● **Challenge**: Find every line containing the word "Degrees" and report the count, nothing more.

● **Data in this exercise**:
^^^^

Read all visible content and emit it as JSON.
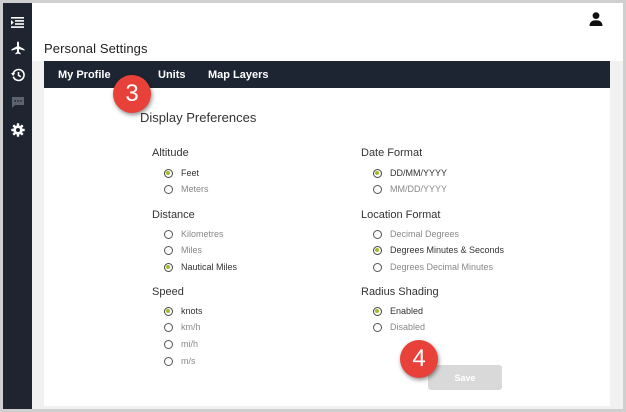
{
  "sidebar": {
    "icons": [
      "menu-list-icon",
      "airplane-icon",
      "history-icon",
      "chat-icon",
      "gear-icon"
    ]
  },
  "header": {
    "title": "Personal Settings",
    "user_icon": "user-icon"
  },
  "tabs": [
    {
      "label": "My Profile",
      "active": false
    },
    {
      "label": "Units",
      "active": true
    },
    {
      "label": "Map Layers",
      "active": false
    }
  ],
  "main": {
    "heading": "Display Preferences",
    "groups": {
      "altitude": {
        "label": "Altitude",
        "options": [
          {
            "label": "Feet",
            "selected": true
          },
          {
            "label": "Meters",
            "selected": false
          }
        ]
      },
      "distance": {
        "label": "Distance",
        "options": [
          {
            "label": "Kilometres",
            "selected": false
          },
          {
            "label": "Miles",
            "selected": false
          },
          {
            "label": "Nautical Miles",
            "selected": true
          }
        ]
      },
      "speed": {
        "label": "Speed",
        "options": [
          {
            "label": "knots",
            "selected": true
          },
          {
            "label": "km/h",
            "selected": false
          },
          {
            "label": "mi/h",
            "selected": false
          },
          {
            "label": "m/s",
            "selected": false
          }
        ]
      },
      "date_format": {
        "label": "Date Format",
        "options": [
          {
            "label": "DD/MM/YYYY",
            "selected": true
          },
          {
            "label": "MM/DD/YYYY",
            "selected": false
          }
        ]
      },
      "location_format": {
        "label": "Location Format",
        "options": [
          {
            "label": "Decimal Degrees",
            "selected": false
          },
          {
            "label": "Degrees Minutes & Seconds",
            "selected": true
          },
          {
            "label": "Degrees Decimal Minutes",
            "selected": false
          }
        ]
      },
      "radius_shading": {
        "label": "Radius Shading",
        "options": [
          {
            "label": "Enabled",
            "selected": true
          },
          {
            "label": "Disabled",
            "selected": false
          }
        ]
      }
    },
    "save_label": "Save"
  },
  "callouts": [
    "3",
    "4"
  ],
  "colors": {
    "sidebar": "#1f2530",
    "tabbar": "#1e2532",
    "accent": "#c9d44a",
    "radio_fill": "#a8b82a",
    "callout": "#e8413a",
    "save_disabled": "#d9d9d9"
  }
}
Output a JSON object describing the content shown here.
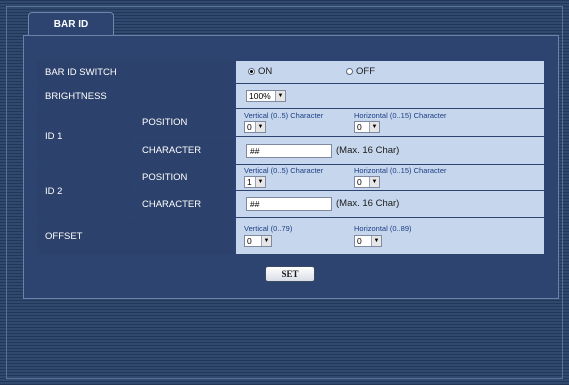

^^^^

● **Written response**: 3